------ Task data ------
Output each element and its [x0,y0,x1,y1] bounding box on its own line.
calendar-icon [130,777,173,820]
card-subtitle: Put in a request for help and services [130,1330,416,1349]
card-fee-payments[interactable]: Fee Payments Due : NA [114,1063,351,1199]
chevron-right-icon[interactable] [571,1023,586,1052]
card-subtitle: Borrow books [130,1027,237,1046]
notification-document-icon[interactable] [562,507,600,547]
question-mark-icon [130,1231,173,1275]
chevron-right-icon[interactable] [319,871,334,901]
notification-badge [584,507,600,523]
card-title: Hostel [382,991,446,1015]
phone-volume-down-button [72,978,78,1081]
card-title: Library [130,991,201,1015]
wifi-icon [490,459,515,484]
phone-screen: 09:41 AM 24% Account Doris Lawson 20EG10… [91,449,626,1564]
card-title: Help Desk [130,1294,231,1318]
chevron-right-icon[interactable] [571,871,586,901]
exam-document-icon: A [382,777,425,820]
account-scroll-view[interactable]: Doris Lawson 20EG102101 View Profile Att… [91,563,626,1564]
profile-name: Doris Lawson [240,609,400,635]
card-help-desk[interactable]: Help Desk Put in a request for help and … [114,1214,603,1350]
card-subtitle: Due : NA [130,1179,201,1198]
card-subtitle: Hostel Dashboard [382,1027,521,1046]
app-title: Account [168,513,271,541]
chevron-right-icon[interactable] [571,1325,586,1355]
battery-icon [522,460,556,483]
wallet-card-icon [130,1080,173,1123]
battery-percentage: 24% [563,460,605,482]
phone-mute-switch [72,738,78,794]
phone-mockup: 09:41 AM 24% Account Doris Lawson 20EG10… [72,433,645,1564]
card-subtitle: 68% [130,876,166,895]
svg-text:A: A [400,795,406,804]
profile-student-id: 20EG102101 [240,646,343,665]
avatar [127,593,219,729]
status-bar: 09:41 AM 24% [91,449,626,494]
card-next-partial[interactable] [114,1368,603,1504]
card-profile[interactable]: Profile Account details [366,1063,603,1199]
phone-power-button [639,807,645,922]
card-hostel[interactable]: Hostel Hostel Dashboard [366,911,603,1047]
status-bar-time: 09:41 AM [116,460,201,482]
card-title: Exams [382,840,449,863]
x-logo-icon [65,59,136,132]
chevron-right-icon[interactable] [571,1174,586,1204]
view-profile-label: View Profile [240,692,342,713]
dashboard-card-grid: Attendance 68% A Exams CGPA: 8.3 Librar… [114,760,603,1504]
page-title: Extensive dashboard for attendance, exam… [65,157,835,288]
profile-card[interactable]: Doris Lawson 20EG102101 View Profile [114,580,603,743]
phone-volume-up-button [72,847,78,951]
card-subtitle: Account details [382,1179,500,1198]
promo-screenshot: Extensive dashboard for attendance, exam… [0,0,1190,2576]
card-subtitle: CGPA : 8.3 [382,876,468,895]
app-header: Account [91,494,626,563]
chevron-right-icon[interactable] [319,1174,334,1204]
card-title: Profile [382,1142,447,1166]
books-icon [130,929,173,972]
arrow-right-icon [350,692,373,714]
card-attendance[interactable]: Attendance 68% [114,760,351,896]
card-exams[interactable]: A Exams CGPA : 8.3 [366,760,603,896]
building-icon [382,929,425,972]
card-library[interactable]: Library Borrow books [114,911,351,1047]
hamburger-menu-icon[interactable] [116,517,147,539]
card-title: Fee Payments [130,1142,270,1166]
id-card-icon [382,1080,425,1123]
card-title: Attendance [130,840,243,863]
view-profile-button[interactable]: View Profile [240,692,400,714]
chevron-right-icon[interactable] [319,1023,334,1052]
------
Problem requirements => Output the lines of the data above as a JSON list of strings, one string per line, omitting any blank lines.

Full answer =>
[
  "Output each element and its [x0,y0,x1,y1] bounding box on its own line.",
  "calendar-icon [130,777,173,820]",
  "card-subtitle: Put in a request for help and services [130,1330,416,1349]",
  "card-fee-payments[interactable]: Fee Payments Due : NA [114,1063,351,1199]",
  "chevron-right-icon[interactable] [571,1023,586,1052]",
  "card-subtitle: Borrow books [130,1027,237,1046]",
  "notification-document-icon[interactable] [562,507,600,547]",
  "question-mark-icon [130,1231,173,1275]",
  "chevron-right-icon[interactable] [319,871,334,901]",
  "notification-badge [584,507,600,523]",
  "card-title: Hostel [382,991,446,1015]",
  "phone-volume-down-button [72,978,78,1081]",
  "card-title: Library [130,991,201,1015]",
  "wifi-icon [490,459,515,484]",
  "phone-screen: 09:41 AM 24% Account Doris Lawson 20EG10… [91,449,626,1564]",
  "card-title: Help Desk [130,1294,231,1318]",
  "chevron-right-icon[interactable] [571,871,586,901]",
  "exam-document-icon: A [382,777,425,820]",
  "account-scroll-view[interactable]: Doris Lawson 20EG102101 View Profile Att… [91,563,626,1564]",
  "profile-name: Doris Lawson [240,609,400,635]",
  "card-help-desk[interactable]: Help Desk Put in a request for help and … [114,1214,603,1350]",
  "card-subtitle: Due : NA [130,1179,201,1198]",
  "card-subtitle: Hostel Dashboard [382,1027,521,1046]",
  "app-title: Account [168,513,271,541]",
  "chevron-right-icon[interactable] [571,1325,586,1355]",
  "battery-icon [522,460,556,483]",
  "wallet-card-icon [130,1080,173,1123]",
  "battery-percentage: 24% [563,460,605,482]",
  "phone-mute-switch [72,738,78,794]",
  "phone-mockup: 09:41 AM 24% Account Doris Lawson 20EG10… [72,433,645,1564]",
  "card-subtitle: 68% [130,876,166,895]",
  "svg-text:A: A [400,795,406,804]",
  "profile-student-id: 20EG102101 [240,646,343,665]",
  "avatar [127,593,219,729]",
  "status-bar: 09:41 AM 24% [91,449,626,494]",
  "card-next-partial[interactable] [114,1368,603,1504]",
  "card-profile[interactable]: Profile Account details [366,1063,603,1199]",
  "phone-power-button [639,807,645,922]",
  "card-hostel[interactable]: Hostel Hostel Dashboard [366,911,603,1047]",
  "status-bar-time: 09:41 AM [116,460,201,482]",
  "card-title: Exams [382,840,449,863]",
  "x-logo-icon [65,59,136,132]",
  "chevron-right-icon[interactable] [571,1174,586,1204]",
  "view-profile-label: View Profile [240,692,342,713]",
  "dashboard-card-grid: Attendance 68% A Exams CGPA: 8.3 Librar… [114,760,603,1504]",
  "page-title: Extensive dashboard for attendance, exam… [65,157,835,288]",
  "profile-card[interactable]: Doris Lawson 20EG102101 View Profile [114,580,603,743]",
  "phone-volume-up-button [72,847,78,951]",
  "card-subtitle: Account details [382,1179,500,1198]",
  "promo-screenshot: Extensive dashboard for attendance, exam… [0,0,1190,2576]",
  "card-subtitle: CGPA : 8.3 [382,876,468,895]",
  "app-header: Account [91,494,626,563]",
  "chevron-right-icon[interactable] [319,1174,334,1204]",
  "card-title: Profile [382,1142,447,1166]",
  "books-icon [130,929,173,972]",
  "arrow-right-icon [350,692,373,714]",
  "card-attendance[interactable]: Attendance 68% [114,760,351,896]",
  "card-exams[interactable]: A Exams CGPA : 8.3 [366,760,603,896]",
  "building-icon [382,929,425,972]",
  "card-library[interactable]: Library Borrow books [114,911,351,1047]",
  "hamburger-menu-icon[interactable] [116,517,147,539]",
  "card-title: Fee Payments [130,1142,270,1166]",
  "id-card-icon [382,1080,425,1123]",
  "card-title: Attendance [130,840,243,863]",
  "view-profile-button[interactable]: View Profile [240,692,400,714]",
  "chevron-right-icon[interactable] [319,1023,334,1052]"
]